⟨

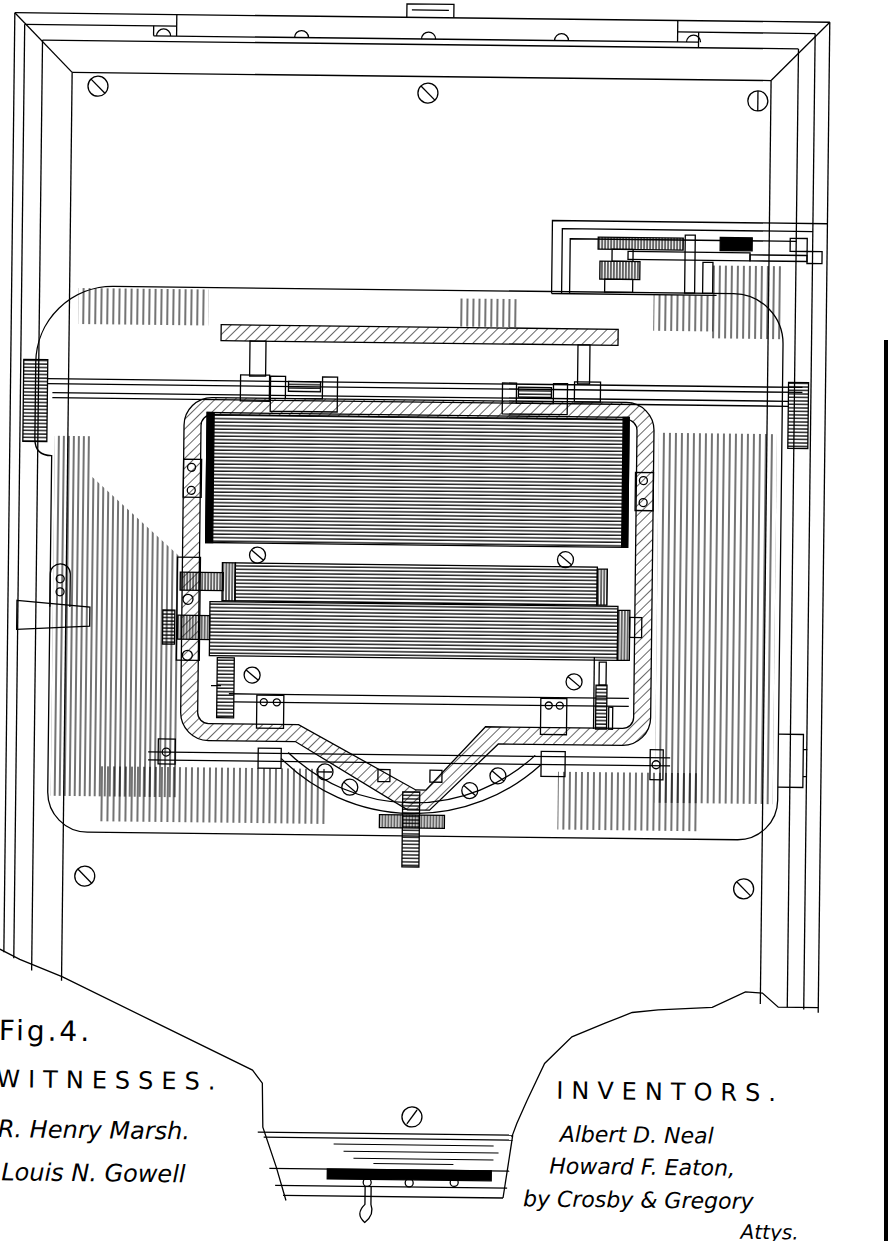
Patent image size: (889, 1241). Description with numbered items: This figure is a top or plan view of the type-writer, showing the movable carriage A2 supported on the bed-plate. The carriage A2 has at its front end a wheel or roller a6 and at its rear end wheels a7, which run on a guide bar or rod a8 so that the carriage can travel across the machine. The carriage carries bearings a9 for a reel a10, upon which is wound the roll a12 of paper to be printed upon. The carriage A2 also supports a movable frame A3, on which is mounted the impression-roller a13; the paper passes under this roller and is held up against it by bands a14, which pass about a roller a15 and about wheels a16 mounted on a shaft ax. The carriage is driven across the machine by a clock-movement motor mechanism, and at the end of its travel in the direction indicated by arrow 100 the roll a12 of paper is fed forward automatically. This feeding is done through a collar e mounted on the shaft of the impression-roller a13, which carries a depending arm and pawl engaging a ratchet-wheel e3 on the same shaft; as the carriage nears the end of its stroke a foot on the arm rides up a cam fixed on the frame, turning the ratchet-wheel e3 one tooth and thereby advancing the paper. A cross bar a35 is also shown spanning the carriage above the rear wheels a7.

The wheels a7 is at (299, 383).
The cross bar a35 is at (472, 328).
The guide bar or rod a8 is at (705, 403).
The reel a10 is at (623, 460).
The bearings a9 is at (183, 470).
The movable carriage A2 is at (655, 537).
The roller a15 is at (355, 560).
The roll of paper a12 is at (433, 562).
The collar e is at (183, 603).
The impression-roller a13 is at (604, 619).
The ratchet-wheel e3 is at (163, 631).
The bands a14 is at (225, 672).
The movable frame A3 is at (630, 705).
The shaft ax is at (426, 700).
The wheels a16 is at (217, 689).
The wheel or roller a6 is at (395, 812).
The arrow 100 is at (342, 846).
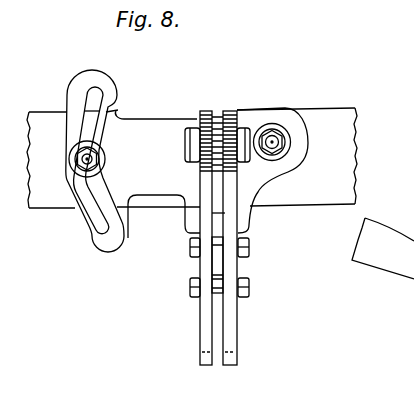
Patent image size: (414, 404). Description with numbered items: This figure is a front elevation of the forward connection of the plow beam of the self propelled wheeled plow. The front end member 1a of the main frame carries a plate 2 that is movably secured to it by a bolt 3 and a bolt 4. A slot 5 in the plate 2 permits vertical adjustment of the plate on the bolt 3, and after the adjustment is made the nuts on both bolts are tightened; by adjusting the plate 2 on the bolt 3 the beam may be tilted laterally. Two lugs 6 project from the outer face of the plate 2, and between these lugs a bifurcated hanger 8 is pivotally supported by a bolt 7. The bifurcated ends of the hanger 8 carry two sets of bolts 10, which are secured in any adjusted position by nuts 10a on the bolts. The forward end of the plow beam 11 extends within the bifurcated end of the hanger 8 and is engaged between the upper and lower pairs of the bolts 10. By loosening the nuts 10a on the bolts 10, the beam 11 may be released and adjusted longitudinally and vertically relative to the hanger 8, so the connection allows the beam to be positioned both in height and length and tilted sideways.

The front end member 1a is at (348, 140).
The plate 2 is at (258, 200).
The bolt 3 is at (285, 130).
The bolt 4 is at (80, 178).
The slot 5 is at (98, 222).
The lugs 6 is at (238, 115).
The bolt 7 is at (193, 147).
The bifurcated hanger 8 is at (218, 238).
The bolts 10 is at (259, 288).
The nuts 10a is at (190, 288).
The plow beam 11 is at (218, 268).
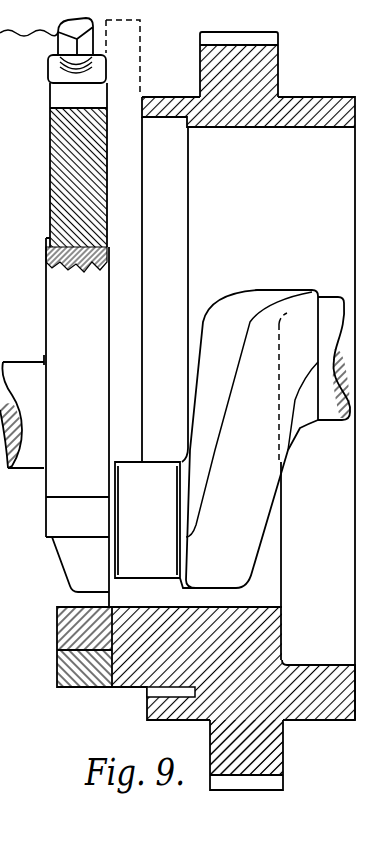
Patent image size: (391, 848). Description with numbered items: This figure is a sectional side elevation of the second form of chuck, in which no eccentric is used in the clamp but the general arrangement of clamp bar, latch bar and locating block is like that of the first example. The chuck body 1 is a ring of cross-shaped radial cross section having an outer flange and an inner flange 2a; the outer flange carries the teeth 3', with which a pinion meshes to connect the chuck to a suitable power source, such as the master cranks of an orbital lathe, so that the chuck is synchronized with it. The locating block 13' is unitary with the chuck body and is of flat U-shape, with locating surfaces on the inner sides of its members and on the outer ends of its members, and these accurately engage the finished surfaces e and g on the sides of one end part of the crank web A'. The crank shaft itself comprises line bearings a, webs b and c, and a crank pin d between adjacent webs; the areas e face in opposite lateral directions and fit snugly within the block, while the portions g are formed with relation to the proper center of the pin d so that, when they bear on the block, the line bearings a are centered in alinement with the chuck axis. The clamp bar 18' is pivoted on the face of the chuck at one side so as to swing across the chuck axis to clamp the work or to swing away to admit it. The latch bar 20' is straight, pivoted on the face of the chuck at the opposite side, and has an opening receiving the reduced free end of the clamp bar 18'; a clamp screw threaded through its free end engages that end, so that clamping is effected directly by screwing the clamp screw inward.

The chuck body 1 is at (306, 667).
The inner flange 2a is at (282, 616).
The teeth 3' is at (264, 408).
The locating block 13' is at (59, 647).
The clamp bar 18' is at (54, 165).
The latch bar 20' is at (57, 50).
The crank web A' is at (59, 259).
The line bearing a is at (15, 380).
The web b is at (95, 378).
The web c is at (255, 498).
The crank pin d is at (151, 478).
The locating area e is at (72, 517).
The locating area g is at (72, 495).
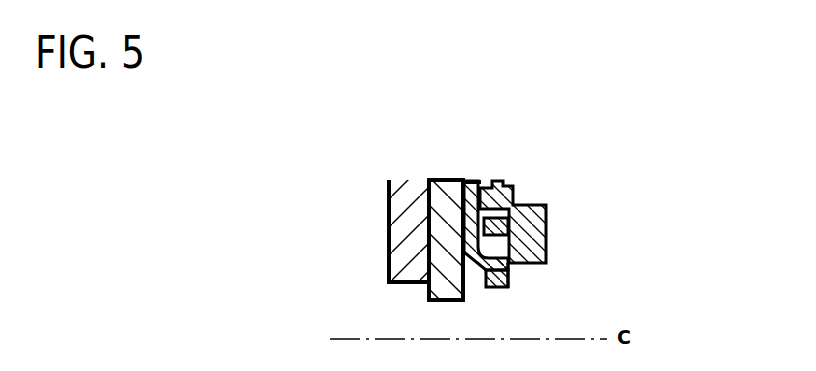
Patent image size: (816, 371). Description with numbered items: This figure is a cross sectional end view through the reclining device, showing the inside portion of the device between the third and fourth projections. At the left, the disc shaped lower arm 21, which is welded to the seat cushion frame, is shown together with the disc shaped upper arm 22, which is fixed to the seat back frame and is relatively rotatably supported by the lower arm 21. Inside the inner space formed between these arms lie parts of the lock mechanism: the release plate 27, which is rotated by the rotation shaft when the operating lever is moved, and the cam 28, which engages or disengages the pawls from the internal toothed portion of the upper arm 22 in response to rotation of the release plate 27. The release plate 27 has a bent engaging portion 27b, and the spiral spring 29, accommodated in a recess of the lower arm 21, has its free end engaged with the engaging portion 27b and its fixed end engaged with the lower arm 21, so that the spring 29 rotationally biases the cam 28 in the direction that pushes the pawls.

The lower arm 21 is at (541, 206).
The upper arm 22 is at (392, 217).
The release plate 27 is at (467, 181).
The engaging portion 27b is at (500, 242).
The cam 28 is at (428, 292).
The spring 29 is at (490, 220).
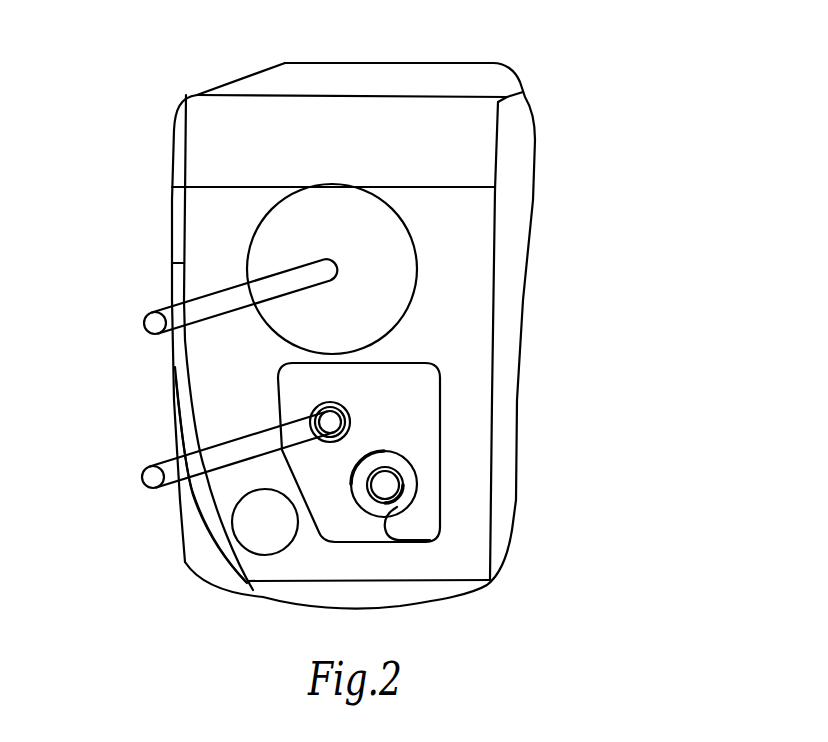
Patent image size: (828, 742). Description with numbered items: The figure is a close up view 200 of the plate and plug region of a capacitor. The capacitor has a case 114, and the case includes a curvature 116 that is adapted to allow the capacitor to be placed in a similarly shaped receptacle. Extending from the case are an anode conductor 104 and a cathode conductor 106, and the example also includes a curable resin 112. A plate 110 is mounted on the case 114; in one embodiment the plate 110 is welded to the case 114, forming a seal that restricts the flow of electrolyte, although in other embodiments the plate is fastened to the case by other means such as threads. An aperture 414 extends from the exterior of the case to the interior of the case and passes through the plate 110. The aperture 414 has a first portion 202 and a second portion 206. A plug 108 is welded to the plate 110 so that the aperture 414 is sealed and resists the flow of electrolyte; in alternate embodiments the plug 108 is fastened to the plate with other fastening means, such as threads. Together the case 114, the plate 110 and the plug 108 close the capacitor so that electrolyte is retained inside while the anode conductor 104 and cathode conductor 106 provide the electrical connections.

The close up view 200 is at (575, 88).
The case 114 is at (424, 63).
The curvature 116 is at (207, 550).
The curable resin 112 is at (270, 232).
The anode conductor 104 is at (162, 308).
The cathode conductor 106 is at (160, 467).
The plug 108 is at (238, 522).
The plate 110 is at (413, 387).
The first portion 202 is at (377, 524).
The second portion 206 is at (298, 511).
The aperture 414 is at (405, 462).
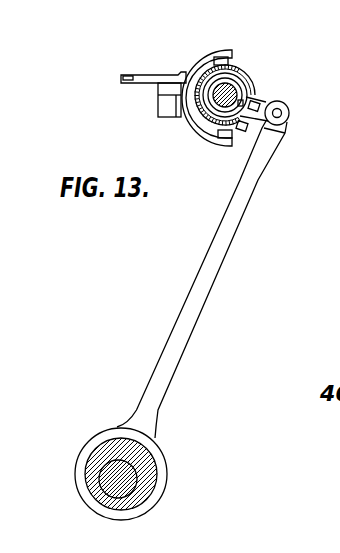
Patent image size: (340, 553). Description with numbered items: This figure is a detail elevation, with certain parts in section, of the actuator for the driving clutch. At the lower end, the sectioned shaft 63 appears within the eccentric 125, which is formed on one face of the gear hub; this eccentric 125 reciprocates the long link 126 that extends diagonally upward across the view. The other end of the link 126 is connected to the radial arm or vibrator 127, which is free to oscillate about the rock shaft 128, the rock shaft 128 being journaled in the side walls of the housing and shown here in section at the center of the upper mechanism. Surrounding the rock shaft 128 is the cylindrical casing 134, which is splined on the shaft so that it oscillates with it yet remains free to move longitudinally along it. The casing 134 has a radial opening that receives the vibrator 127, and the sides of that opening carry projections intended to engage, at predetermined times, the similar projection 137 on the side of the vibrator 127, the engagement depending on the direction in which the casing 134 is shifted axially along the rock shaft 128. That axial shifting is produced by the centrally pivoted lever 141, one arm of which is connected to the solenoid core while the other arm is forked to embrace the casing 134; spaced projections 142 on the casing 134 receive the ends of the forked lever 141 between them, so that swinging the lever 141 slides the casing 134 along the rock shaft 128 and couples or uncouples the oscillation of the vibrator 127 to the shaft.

The shaft 63 is at (130, 487).
The eccentric 125 is at (145, 462).
The link 126 is at (200, 280).
The vibrator 127 is at (265, 102).
The rock shaft 128 is at (236, 91).
The cylindrical casing 134 is at (235, 67).
The projection 137 is at (242, 128).
The lever 141 is at (172, 80).
The projections 142 is at (219, 57).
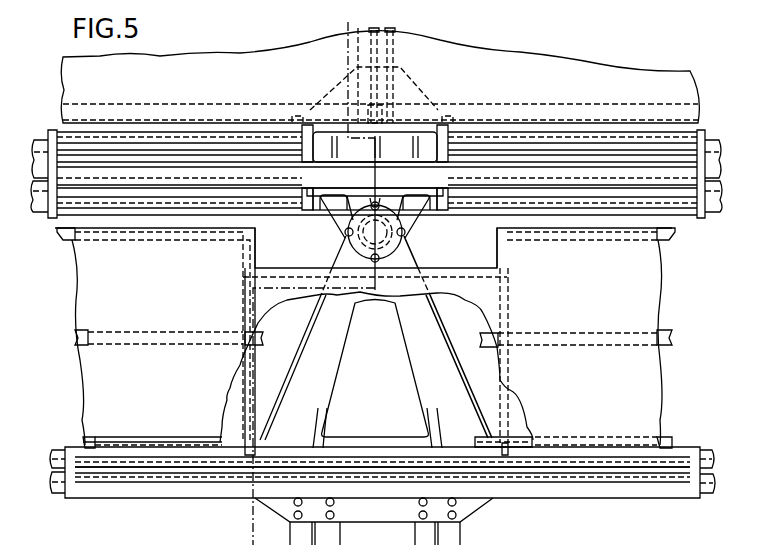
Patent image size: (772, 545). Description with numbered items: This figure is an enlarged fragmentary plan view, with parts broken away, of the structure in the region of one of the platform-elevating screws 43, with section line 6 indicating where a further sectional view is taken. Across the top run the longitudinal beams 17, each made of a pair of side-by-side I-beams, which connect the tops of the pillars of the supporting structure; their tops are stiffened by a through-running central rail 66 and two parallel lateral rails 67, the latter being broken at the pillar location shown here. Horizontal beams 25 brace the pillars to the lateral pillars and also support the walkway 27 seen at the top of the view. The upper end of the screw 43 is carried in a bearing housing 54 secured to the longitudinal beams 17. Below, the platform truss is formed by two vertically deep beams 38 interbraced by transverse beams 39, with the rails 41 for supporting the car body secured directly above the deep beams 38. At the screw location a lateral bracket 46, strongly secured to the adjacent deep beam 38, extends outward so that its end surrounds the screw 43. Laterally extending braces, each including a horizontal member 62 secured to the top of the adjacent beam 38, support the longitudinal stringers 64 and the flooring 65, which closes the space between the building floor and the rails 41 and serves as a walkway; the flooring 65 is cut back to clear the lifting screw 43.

The section line 6- 6 is at (345, 25).
The longitudinal beams 17 is at (34, 152).
The horizontal beams 25 is at (394, 34).
The walkway 27 is at (623, 78).
The vertically deep beams 38 is at (714, 466).
The transverse beams 39 is at (290, 533).
The rails 41 is at (672, 470).
The screws 43 is at (344, 241).
The lateral bracket 46 is at (440, 338).
The bearing housing 54 is at (408, 243).
The horizontal member 62 is at (256, 367).
The longitudinal stringers 64 is at (72, 243).
The flooring 65 is at (612, 283).
The central rail 66 is at (507, 186).
The lateral rails 67 is at (70, 146).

⟩

What to produce:
Reproduce, word for word, the part of the listing above that begins with the line containing "Patent image size: (340, 553)." and ends with the line containing "The shaft 63 is at (130, 487).". Include both of those lines.

Response below:
Patent image size: (340, 553). Description with numbered items: This figure is a detail elevation, with certain parts in section, of the actuator for the driving clutch. At the lower end, the sectioned shaft 63 appears within the eccentric 125, which is formed on one face of the gear hub; this eccentric 125 reciprocates the long link 126 that extends diagonally upward across the view. The other end of the link 126 is connected to the radial arm or vibrator 127, which is free to oscillate about the rock shaft 128, the rock shaft 128 being journaled in the side walls of the housing and shown here in section at the center of the upper mechanism. Surrounding the rock shaft 128 is the cylindrical casing 134, which is splined on the shaft so that it oscillates with it yet remains free to move longitudinally along it. The casing 134 has a radial opening that receives the vibrator 127, and the sides of that opening carry projections intended to engage, at predetermined times, the similar projection 137 on the side of the vibrator 127, the engagement depending on the direction in which the casing 134 is shifted axially along the rock shaft 128. That axial shifting is produced by the centrally pivoted lever 141, one arm of which is connected to the solenoid core while the other arm is forked to embrace the casing 134; spaced projections 142 on the casing 134 receive the ends of the forked lever 141 between them, so that swinging the lever 141 slides the casing 134 along the rock shaft 128 and couples or uncouples the oscillation of the vibrator 127 to the shaft.

The shaft 63 is at (130, 487).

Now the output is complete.